[Problem statement]
Scan the data below and pick out the lines containing the word "detached".

[Data excerpts]
--*--

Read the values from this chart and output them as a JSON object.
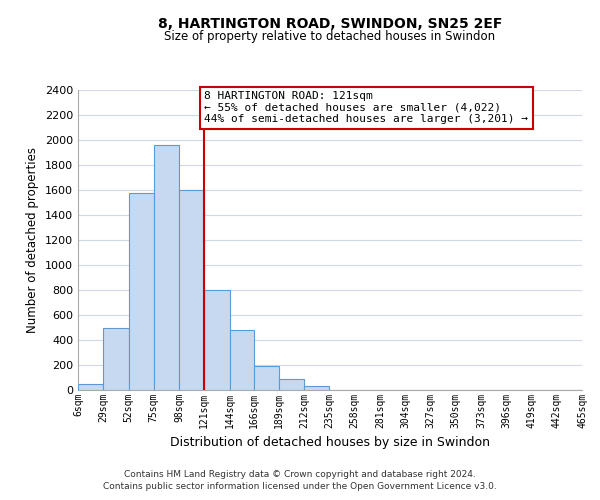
{
  "title": "8, HARTINGTON ROAD, SWINDON, SN25 2EF",
  "subtitle": "Size of property relative to detached houses in Swindon",
  "xlabel": "Distribution of detached houses by size in Swindon",
  "ylabel": "Number of detached properties",
  "annotation_line1": "8 HARTINGTON ROAD: 121sqm",
  "annotation_line2": "← 55% of detached houses are smaller (4,022)",
  "annotation_line3": "44% of semi-detached houses are larger (3,201) →",
  "bar_left_edges": [
    6,
    29,
    52,
    75,
    98,
    121,
    144,
    166,
    189,
    212,
    235,
    258,
    281,
    304,
    327,
    350,
    373,
    396,
    419,
    442
  ],
  "bar_heights": [
    50,
    500,
    1580,
    1960,
    1600,
    800,
    480,
    190,
    90,
    35,
    0,
    0,
    0,
    0,
    0,
    0,
    0,
    0,
    0,
    0
  ],
  "bar_widths": [
    23,
    23,
    23,
    23,
    23,
    23,
    22,
    23,
    23,
    23,
    23,
    23,
    23,
    23,
    23,
    23,
    23,
    23,
    23,
    23
  ],
  "bar_color": "#c6d9f0",
  "bar_edge_color": "#5b9bd5",
  "highlight_x": 121,
  "highlight_color": "#cc0000",
  "ylim": [
    0,
    2400
  ],
  "yticks": [
    0,
    200,
    400,
    600,
    800,
    1000,
    1200,
    1400,
    1600,
    1800,
    2000,
    2200,
    2400
  ],
  "xtick_labels": [
    "6sqm",
    "29sqm",
    "52sqm",
    "75sqm",
    "98sqm",
    "121sqm",
    "144sqm",
    "166sqm",
    "189sqm",
    "212sqm",
    "235sqm",
    "258sqm",
    "281sqm",
    "304sqm",
    "327sqm",
    "350sqm",
    "373sqm",
    "396sqm",
    "419sqm",
    "442sqm",
    "465sqm"
  ],
  "xtick_positions": [
    6,
    29,
    52,
    75,
    98,
    121,
    144,
    166,
    189,
    212,
    235,
    258,
    281,
    304,
    327,
    350,
    373,
    396,
    419,
    442,
    465
  ],
  "footnote1": "Contains HM Land Registry data © Crown copyright and database right 2024.",
  "footnote2": "Contains public sector information licensed under the Open Government Licence v3.0.",
  "bg_color": "#ffffff",
  "grid_color": "#d0d8e8",
  "annotation_box_color": "#ffffff",
  "annotation_box_edge": "#cc0000",
  "title_fontsize": 10,
  "subtitle_fontsize": 8.5
}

--*--

[Task result]
  "subtitle": "Size of property relative to detached houses in Swindon",
  "xlabel": "Distribution of detached houses by size in Swindon",
  "ylabel": "Number of detached properties",
  "annotation_line2": "← 55% of detached houses are smaller (4,022)",
  "annotation_line3": "44% of semi-detached houses are larger (3,201) →",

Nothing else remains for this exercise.